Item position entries
◇ ◇ ◇ ◇ ◇ ◇ ◇

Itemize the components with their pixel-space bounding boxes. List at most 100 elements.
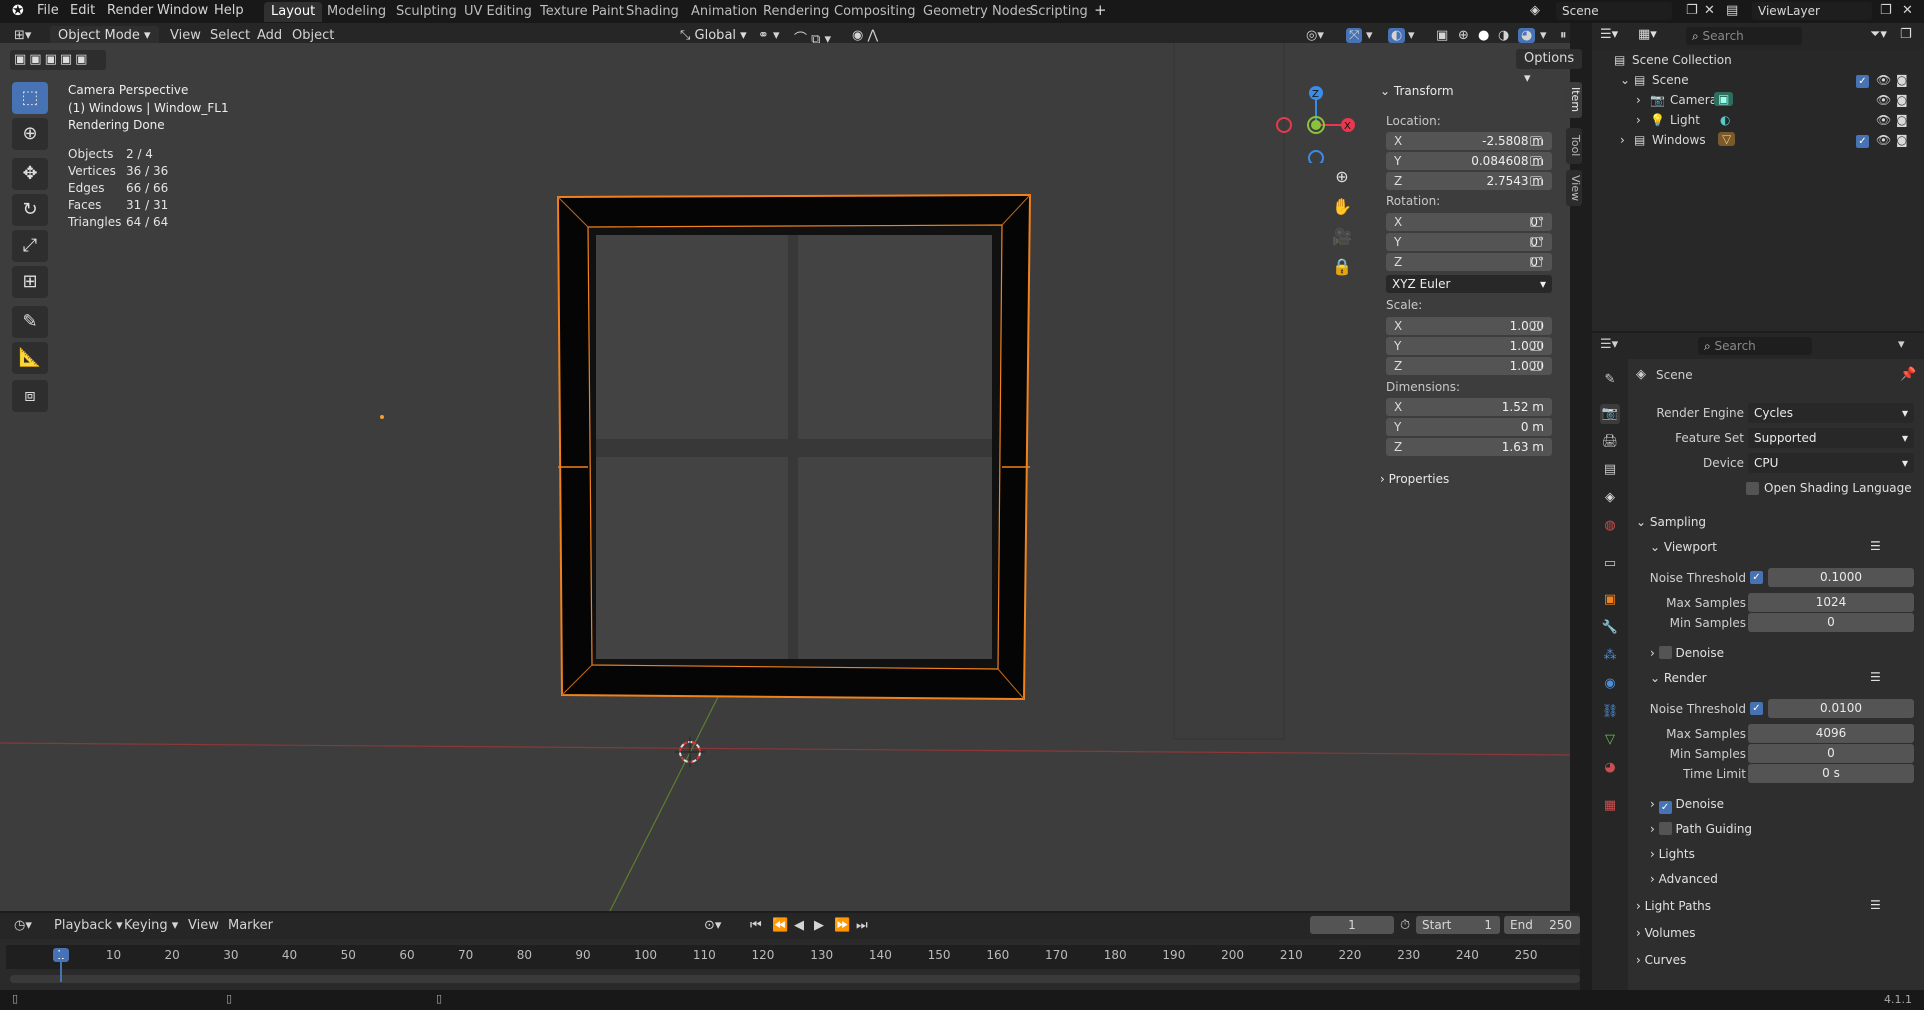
r-noise-field[interactable]: 0.0100: [1768, 699, 1914, 718]
menu-file[interactable]: File: [37, 3, 59, 18]
r-min-samples-field[interactable]: 0: [1748, 744, 1914, 763]
lock-icon[interactable]: [1530, 321, 1542, 331]
jump-end-icon[interactable]: ⏭: [856, 918, 868, 933]
camera-view-icon[interactable]: 🎥: [1330, 227, 1354, 251]
shading-material-icon[interactable]: ◑: [1498, 28, 1509, 43]
view-layer-close-icon[interactable]: ✕: [1902, 3, 1913, 18]
data-tab-icon[interactable]: ▽: [1600, 730, 1620, 750]
tab-item[interactable]: Item: [1566, 82, 1582, 118]
new-collection-icon[interactable]: ❐: [1900, 27, 1912, 42]
outliner-row-windows[interactable]: › ▤ Windows ▽ ✓ 👁 ◙: [1592, 131, 1924, 151]
lock-view-icon[interactable]: 🔒: [1330, 257, 1354, 281]
lock-icon[interactable]: [1530, 237, 1542, 247]
scene-new-icon[interactable]: ❐: [1686, 3, 1698, 18]
world-tab-icon[interactable]: ◍: [1600, 516, 1620, 536]
path-guiding-checkbox[interactable]: [1658, 822, 1672, 835]
menu-edit[interactable]: Edit: [70, 3, 95, 18]
zoom-icon[interactable]: ⊕: [1330, 167, 1354, 191]
lock-icon[interactable]: [1530, 341, 1542, 351]
end-frame-field[interactable]: End 250: [1504, 916, 1580, 934]
measure-tool-icon[interactable]: 📐: [12, 342, 48, 374]
timeline-editor-icon[interactable]: ◷▾: [14, 918, 32, 933]
tab-view[interactable]: View: [1566, 170, 1582, 206]
particles-tab-icon[interactable]: ⁂: [1600, 646, 1620, 666]
volumes-section[interactable]: › Volumes: [1636, 926, 1696, 940]
render-camera-icon[interactable]: ◙: [1896, 113, 1908, 127]
proportional-edit-icon[interactable]: ◉ ⋀: [852, 28, 878, 43]
eye-icon[interactable]: 👁: [1876, 133, 1891, 147]
scale-x-field[interactable]: X 1.000: [1386, 317, 1552, 335]
cursor-tool-icon[interactable]: ⊕: [12, 118, 48, 150]
location-x-field[interactable]: X -2.5808 m: [1386, 132, 1552, 150]
menu-view[interactable]: View: [170, 28, 201, 43]
view-layer-new-icon[interactable]: ❐: [1880, 3, 1892, 18]
outliner-row-camera[interactable]: › 📷 Camera ▣ 👁 ◙: [1592, 91, 1924, 111]
include-checkbox[interactable]: ✓: [1856, 75, 1869, 88]
r-denoise-row[interactable]: › ✓ Denoise: [1650, 797, 1724, 814]
lock-icon[interactable]: [1530, 361, 1542, 371]
add-cube-tool-icon[interactable]: ⧈: [12, 380, 48, 412]
rotate-tool-icon[interactable]: ↻: [12, 194, 48, 226]
lock-icon[interactable]: [1530, 176, 1542, 186]
r-max-samples-field[interactable]: 4096: [1748, 724, 1914, 743]
outliner-row-light[interactable]: › 💡 Light ◐ 👁 ◙: [1592, 111, 1924, 131]
device-dropdown[interactable]: CPU ▾: [1748, 453, 1914, 473]
current-frame-field[interactable]: 1: [1310, 916, 1394, 934]
scene-tab-icon[interactable]: ◈: [1600, 488, 1620, 508]
sampling-section[interactable]: ⌄ Sampling: [1636, 515, 1706, 529]
r-denoise-checkbox[interactable]: ✓: [1658, 801, 1672, 814]
blender-logo-icon[interactable]: ✪: [12, 3, 24, 19]
osl-checkbox[interactable]: [1746, 482, 1759, 495]
location-y-field[interactable]: Y 0.084608 m: [1386, 152, 1552, 170]
render-camera-icon[interactable]: ◙: [1896, 93, 1908, 107]
outliner-row-scene[interactable]: ⌄ ▤ Scene ✓ 👁 ◙: [1592, 71, 1924, 91]
tab-shading[interactable]: Shading: [619, 2, 686, 22]
scale-tool-icon[interactable]: ⤢: [12, 230, 48, 262]
outliner-editor-icon[interactable]: ☰▾: [1600, 27, 1618, 42]
expand-chevron-icon[interactable]: ⌄: [1620, 73, 1630, 87]
add-workspace-icon[interactable]: +: [1094, 1, 1107, 19]
lock-icon[interactable]: [1530, 257, 1542, 267]
viewport-presets-icon[interactable]: ☰: [1870, 539, 1881, 553]
expand-chevron-icon[interactable]: ›: [1620, 133, 1625, 147]
lock-icon[interactable]: [1530, 217, 1542, 227]
dimensions-z-field[interactable]: Z 1.63 m: [1386, 438, 1552, 456]
menu-window[interactable]: Window: [157, 3, 208, 18]
render-camera-icon[interactable]: ◙: [1896, 73, 1908, 87]
tab-uv-editing[interactable]: UV Editing: [457, 2, 539, 22]
lock-icon[interactable]: [1530, 136, 1542, 146]
render-engine-dropdown[interactable]: Cycles ▾: [1748, 403, 1914, 423]
timeline-scrollbar[interactable]: [10, 975, 1580, 983]
curves-section[interactable]: › Curves: [1636, 953, 1686, 967]
vp-denoise-row[interactable]: › Denoise: [1650, 646, 1724, 660]
light-paths-presets-icon[interactable]: ☰: [1870, 898, 1881, 912]
select-box-tool-icon[interactable]: ⬚: [12, 82, 48, 114]
dimensions-y-field[interactable]: Y 0 m: [1386, 418, 1552, 436]
vp-min-samples-field[interactable]: 0: [1748, 613, 1914, 632]
properties-search[interactable]: ⌕ Search: [1698, 337, 1812, 355]
tab-scripting[interactable]: Scripting: [1023, 2, 1095, 22]
start-frame-field[interactable]: Start 1: [1416, 916, 1500, 934]
visibility-icon[interactable]: ◎▾: [1306, 28, 1324, 43]
options-dropdown[interactable]: Options ▾: [1516, 49, 1583, 86]
transform-panel-header[interactable]: ⌄ Transform: [1380, 84, 1454, 98]
properties-dropdown-icon[interactable]: ▾: [1898, 337, 1905, 352]
autokey-icon[interactable]: ⊙▾: [704, 918, 721, 933]
eye-icon[interactable]: 👁: [1876, 73, 1891, 87]
3d-viewport[interactable]: Camera Perspective (1) Windows | Window_…: [0, 43, 1583, 911]
view-layer-selector[interactable]: ViewLayer: [1752, 2, 1872, 20]
properties-panel-header[interactable]: › Properties: [1380, 472, 1449, 486]
output-tab-icon[interactable]: 🖨: [1600, 432, 1620, 452]
eye-icon[interactable]: 👁: [1876, 113, 1891, 127]
jump-start-icon[interactable]: ⏮: [750, 918, 762, 933]
menu-object[interactable]: Object: [292, 28, 334, 43]
expand-chevron-icon[interactable]: ›: [1636, 113, 1641, 127]
jump-keyframe-forward-icon[interactable]: ⏩: [834, 918, 850, 933]
feature-set-dropdown[interactable]: Supported ▾: [1748, 428, 1914, 448]
rotation-x-field[interactable]: X 0°: [1386, 213, 1552, 231]
scale-y-field[interactable]: Y 1.000: [1386, 337, 1552, 355]
tool-tab-icon[interactable]: ✎: [1600, 370, 1620, 390]
play-icon[interactable]: ▶: [814, 918, 824, 933]
outliner-row-scene-collection[interactable]: ▤ Scene Collection: [1592, 51, 1924, 71]
shading-rendered-icon[interactable]: ◕: [1518, 28, 1536, 43]
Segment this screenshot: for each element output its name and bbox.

◇ ◇ ◇ ◇ ◇ ◇ ◇

● Given instruction: Turn these lines into a JSON list of strings with one string per line, skipping blank lines. Leave the pictures out of the answer.

● Completed exercise:
[
  "Itemize the components with their pixel-space bounding boxes. List at most 100 elements.",
  "r-noise-field[interactable]: 0.0100: [1768, 699, 1914, 718]",
  "menu-file[interactable]: File: [37, 3, 59, 18]",
  "r-min-samples-field[interactable]: 0: [1748, 744, 1914, 763]",
  "lock-icon[interactable]: [1530, 321, 1542, 331]",
  "jump-end-icon[interactable]: ⏭: [856, 918, 868, 933]",
  "camera-view-icon[interactable]: 🎥: [1330, 227, 1354, 251]",
  "shading-material-icon[interactable]: ◑: [1498, 28, 1509, 43]",
  "view-layer-close-icon[interactable]: ✕: [1902, 3, 1913, 18]",
  "data-tab-icon[interactable]: ▽: [1600, 730, 1620, 750]",
  "tab-item[interactable]: Item: [1566, 82, 1582, 118]",
  "new-collection-icon[interactable]: ❐: [1900, 27, 1912, 42]",
  "outliner-row-windows[interactable]: › ▤ Windows ▽ ✓ 👁 ◙: [1592, 131, 1924, 151]",
  "lock-view-icon[interactable]: 🔒: [1330, 257, 1354, 281]",
  "lock-icon[interactable]: [1530, 237, 1542, 247]",
  "scene-new-icon[interactable]: ❐: [1686, 3, 1698, 18]",
  "world-tab-icon[interactable]: ◍: [1600, 516, 1620, 536]",
  "path-guiding-checkbox[interactable]: [1658, 822, 1672, 835]",
  "menu-edit[interactable]: Edit: [70, 3, 95, 18]",
  "zoom-icon[interactable]: ⊕: [1330, 167, 1354, 191]",
  "lock-icon[interactable]: [1530, 341, 1542, 351]",
  "end-frame-field[interactable]: End 250: [1504, 916, 1580, 934]",
  "measure-tool-icon[interactable]: 📐: [12, 342, 48, 374]",
  "timeline-editor-icon[interactable]: ◷▾: [14, 918, 32, 933]",
  "tab-view[interactable]: View: [1566, 170, 1582, 206]",
  "particles-tab-icon[interactable]: ⁂: [1600, 646, 1620, 666]",
  "volumes-section[interactable]: › Volumes: [1636, 926, 1696, 940]",
  "render-camera-icon[interactable]: ◙: [1896, 113, 1908, 127]",
  "proportional-edit-icon[interactable]: ◉ ⋀: [852, 28, 878, 43]",
  "eye-icon[interactable]: 👁: [1876, 133, 1891, 147]",
  "scale-x-field[interactable]: X 1.000: [1386, 317, 1552, 335]",
  "cursor-tool-icon[interactable]: ⊕: [12, 118, 48, 150]",
  "location-x-field[interactable]: X -2.5808 m: [1386, 132, 1552, 150]",
  "menu-view[interactable]: View: [170, 28, 201, 43]",
  "view-layer-new-icon[interactable]: ❐: [1880, 3, 1892, 18]",
  "outliner-row-camera[interactable]: › 📷 Camera ▣ 👁 ◙: [1592, 91, 1924, 111]",
  "include-checkbox[interactable]: ✓: [1856, 75, 1869, 88]",
  "r-denoise-row[interactable]: › ✓ Denoise: [1650, 797, 1724, 814]",
  "lock-icon[interactable]: [1530, 361, 1542, 371]",
  "add-cube-tool-icon[interactable]: ⧈: [12, 380, 48, 412]",
  "rotate-tool-icon[interactable]: ↻: [12, 194, 48, 226]",
  "lock-icon[interactable]: [1530, 176, 1542, 186]",
  "r-max-samples-field[interactable]: 4096: [1748, 724, 1914, 743]",
  "outliner-row-light[interactable]: › 💡 Light ◐ 👁 ◙: [1592, 111, 1924, 131]",
  "device-dropdown[interactable]: CPU ▾: [1748, 453, 1914, 473]",
  "current-frame-field[interactable]: 1: [1310, 916, 1394, 934]",
  "scene-tab-icon[interactable]: ◈: [1600, 488, 1620, 508]",
  "sampling-section[interactable]: ⌄ Sampling: [1636, 515, 1706, 529]",
  "r-denoise-checkbox[interactable]: ✓: [1658, 801, 1672, 814]",
  "blender-logo-icon[interactable]: ✪: [12, 3, 24, 19]",
  "osl-checkbox[interactable]: [1746, 482, 1759, 495]",
  "location-y-field[interactable]: Y 0.084608 m: [1386, 152, 1552, 170]",
  "render-camera-icon[interactable]: ◙: [1896, 93, 1908, 107]",
  "outliner-row-scene[interactable]: ⌄ ▤ Scene ✓ 👁 ◙: [1592, 71, 1924, 91]",
  "tab-shading[interactable]: Shading: [619, 2, 686, 22]",
  "scale-tool-icon[interactable]: ⤢: [12, 230, 48, 262]",
  "outliner-editor-icon[interactable]: ☰▾: [1600, 27, 1618, 42]",
  "expand-chevron-icon[interactable]: ⌄: [1620, 73, 1630, 87]",
  "add-workspace-icon[interactable]: +: [1094, 1, 1107, 19]",
  "lock-icon[interactable]: [1530, 257, 1542, 267]",
  "viewport-presets-icon[interactable]: ☰: [1870, 539, 1881, 553]",
  "expand-chevron-icon[interactable]: ›: [1620, 133, 1625, 147]",
  "lock-icon[interactable]: [1530, 217, 1542, 227]",
  "dimensions-z-field[interactable]: Z 1.63 m: [1386, 438, 1552, 456]",
  "menu-window[interactable]: Window: [157, 3, 208, 18]",
  "render-camera-icon[interactable]: ◙: [1896, 73, 1908, 87]",
  "tab-uv-editing[interactable]: UV Editing: [457, 2, 539, 22]",
  "lock-icon[interactable]: [1530, 136, 1542, 146]",
  "render-engine-dropdown[interactable]: Cycles ▾: [1748, 403, 1914, 423]",
  "timeline-scrollbar[interactable]: [10, 975, 1580, 983]",
  "curves-section[interactable]: › Curves: [1636, 953, 1686, 967]",
  "vp-denoise-row[interactable]: › Denoise: [1650, 646, 1724, 660]",
  "light-paths-presets-icon[interactable]: ☰: [1870, 898, 1881, 912]",
  "select-box-tool-icon[interactable]: ⬚: [12, 82, 48, 114]",
  "dimensions-y-field[interactable]: Y 0 m: [1386, 418, 1552, 436]",
  "vp-min-samples-field[interactable]: 0: [1748, 613, 1914, 632]",
  "properties-search[interactable]: ⌕ Search: [1698, 337, 1812, 355]",
  "tab-scripting[interactable]: Scripting: [1023, 2, 1095, 22]",
  "start-frame-field[interactable]: Start 1: [1416, 916, 1500, 934]",
  "visibility-icon[interactable]: ◎▾: [1306, 28, 1324, 43]",
  "options-dropdown[interactable]: Options ▾: [1516, 49, 1583, 86]",
  "transform-panel-header[interactable]: ⌄ Transform: [1380, 84, 1454, 98]",
  "properties-dropdown-icon[interactable]: ▾: [1898, 337, 1905, 352]",
  "autokey-icon[interactable]: ⊙▾: [704, 918, 721, 933]",
  "eye-icon[interactable]: 👁: [1876, 73, 1891, 87]",
  "3d-viewport[interactable]: Camera Perspective (1) Windows | Window_…: [0, 43, 1583, 911]",
  "view-layer-selector[interactable]: ViewLayer: [1752, 2, 1872, 20]",
  "properties-panel-header[interactable]: › Properties: [1380, 472, 1449, 486]",
  "output-tab-icon[interactable]: 🖨: [1600, 432, 1620, 452]",
  "eye-icon[interactable]: 👁: [1876, 113, 1891, 127]",
  "jump-start-icon[interactable]: ⏮: [750, 918, 762, 933]",
  "menu-object[interactable]: Object: [292, 28, 334, 43]",
  "expand-chevron-icon[interactable]: ›: [1636, 113, 1641, 127]",
  "jump-keyframe-forward-icon[interactable]: ⏩: [834, 918, 850, 933]",
  "feature-set-dropdown[interactable]: Supported ▾: [1748, 428, 1914, 448]",
  "rotation-x-field[interactable]: X 0°: [1386, 213, 1552, 231]",
  "scale-y-field[interactable]: Y 1.000: [1386, 337, 1552, 355]",
  "tool-tab-icon[interactable]: ✎: [1600, 370, 1620, 390]",
  "play-icon[interactable]: ▶: [814, 918, 824, 933]",
  "outliner-row-scene-collection[interactable]: ▤ Scene Collection: [1592, 51, 1924, 71]",
  "shading-rendered-icon[interactable]: ◕: [1518, 28, 1536, 43]",
  "Segment this screenshot: for each element output its name and bbox."
]